- _INSTRUCTION_: Find every line below that contains the word "Walker" and copy it out.

- _SUPPLIED RECORDS_:
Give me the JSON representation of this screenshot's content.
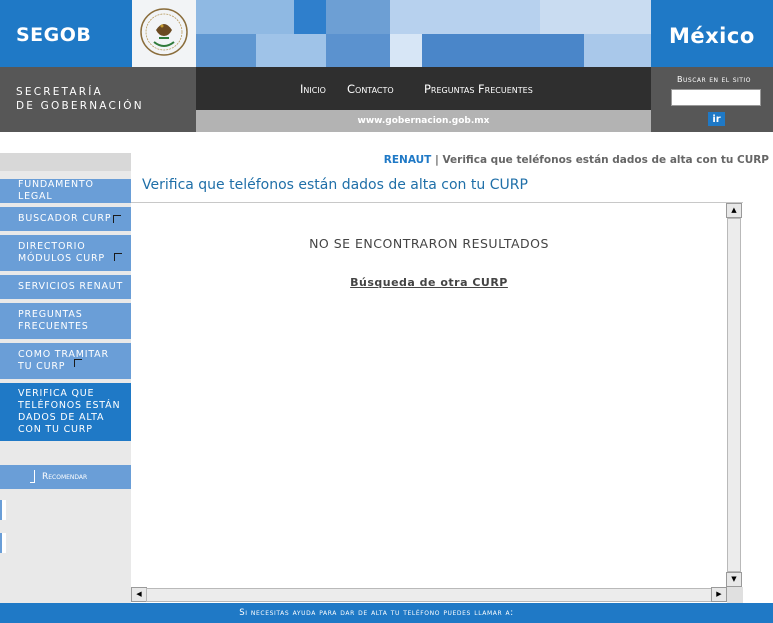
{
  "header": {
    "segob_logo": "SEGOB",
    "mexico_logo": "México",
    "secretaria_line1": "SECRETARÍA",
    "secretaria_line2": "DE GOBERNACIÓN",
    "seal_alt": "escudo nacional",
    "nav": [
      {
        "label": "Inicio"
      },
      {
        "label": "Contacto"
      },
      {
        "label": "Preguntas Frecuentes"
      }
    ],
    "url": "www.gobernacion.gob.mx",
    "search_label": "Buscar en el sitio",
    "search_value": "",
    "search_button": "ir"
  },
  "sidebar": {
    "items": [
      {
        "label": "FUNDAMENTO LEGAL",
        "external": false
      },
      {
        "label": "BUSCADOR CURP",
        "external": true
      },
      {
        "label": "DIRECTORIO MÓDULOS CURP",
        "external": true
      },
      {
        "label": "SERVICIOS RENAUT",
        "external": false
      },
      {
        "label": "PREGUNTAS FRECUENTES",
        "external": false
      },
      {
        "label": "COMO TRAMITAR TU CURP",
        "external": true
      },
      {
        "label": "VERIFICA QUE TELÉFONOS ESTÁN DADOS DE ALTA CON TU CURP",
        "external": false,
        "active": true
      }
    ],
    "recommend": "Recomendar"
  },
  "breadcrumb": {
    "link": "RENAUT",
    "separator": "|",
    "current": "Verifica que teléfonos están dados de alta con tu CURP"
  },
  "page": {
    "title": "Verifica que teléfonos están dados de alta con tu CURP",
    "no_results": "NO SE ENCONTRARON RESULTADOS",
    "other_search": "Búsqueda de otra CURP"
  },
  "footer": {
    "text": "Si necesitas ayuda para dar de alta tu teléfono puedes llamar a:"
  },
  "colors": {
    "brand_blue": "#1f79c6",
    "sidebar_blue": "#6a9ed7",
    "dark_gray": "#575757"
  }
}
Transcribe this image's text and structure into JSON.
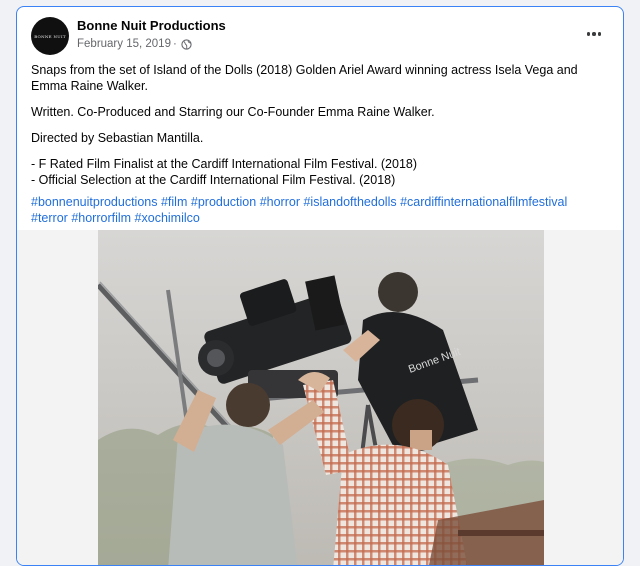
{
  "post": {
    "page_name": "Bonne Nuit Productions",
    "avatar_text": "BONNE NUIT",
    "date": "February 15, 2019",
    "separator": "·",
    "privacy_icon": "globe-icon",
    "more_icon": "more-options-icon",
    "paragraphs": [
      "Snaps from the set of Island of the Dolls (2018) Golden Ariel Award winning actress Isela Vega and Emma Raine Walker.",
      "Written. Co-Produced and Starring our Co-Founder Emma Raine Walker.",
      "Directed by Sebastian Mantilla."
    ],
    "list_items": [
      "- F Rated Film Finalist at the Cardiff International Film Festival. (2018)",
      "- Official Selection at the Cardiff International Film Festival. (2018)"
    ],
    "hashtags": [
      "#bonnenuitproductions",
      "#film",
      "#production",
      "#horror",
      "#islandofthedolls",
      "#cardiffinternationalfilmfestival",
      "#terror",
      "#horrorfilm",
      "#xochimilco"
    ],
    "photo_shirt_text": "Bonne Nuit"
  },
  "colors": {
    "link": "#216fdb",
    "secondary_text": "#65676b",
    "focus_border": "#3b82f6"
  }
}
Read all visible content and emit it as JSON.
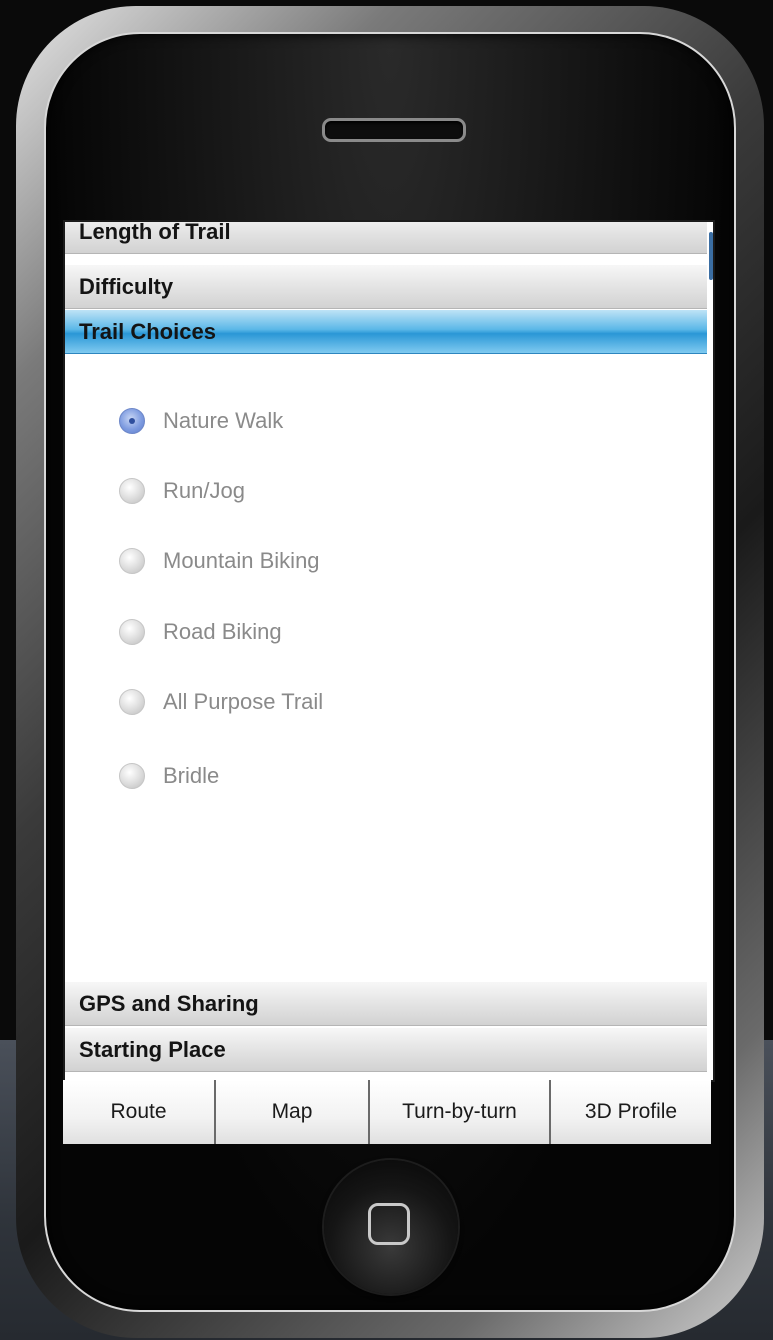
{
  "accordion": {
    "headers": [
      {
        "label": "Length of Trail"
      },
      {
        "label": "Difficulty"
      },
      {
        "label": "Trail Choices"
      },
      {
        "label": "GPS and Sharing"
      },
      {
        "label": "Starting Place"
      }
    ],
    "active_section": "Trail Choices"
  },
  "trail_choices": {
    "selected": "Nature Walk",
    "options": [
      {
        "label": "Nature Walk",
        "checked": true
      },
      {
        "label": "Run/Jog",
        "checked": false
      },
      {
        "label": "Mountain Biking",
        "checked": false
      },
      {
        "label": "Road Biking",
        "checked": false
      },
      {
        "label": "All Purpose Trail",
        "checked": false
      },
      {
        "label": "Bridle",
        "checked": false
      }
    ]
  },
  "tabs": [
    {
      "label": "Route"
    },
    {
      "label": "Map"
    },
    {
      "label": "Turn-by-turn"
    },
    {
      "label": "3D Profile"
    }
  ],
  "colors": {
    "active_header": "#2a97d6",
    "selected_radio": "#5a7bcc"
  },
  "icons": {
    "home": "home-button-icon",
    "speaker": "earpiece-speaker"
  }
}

- _ANSWER TO THE PROBLEM_:
      "Snaps from the set of Island of the Dolls (2018) Golden Ariel Award winning actress Isela Vega and Emma Raine Walker.",
      "Written. Co-Produced and Starring our Co-Founder Emma Raine Walker.",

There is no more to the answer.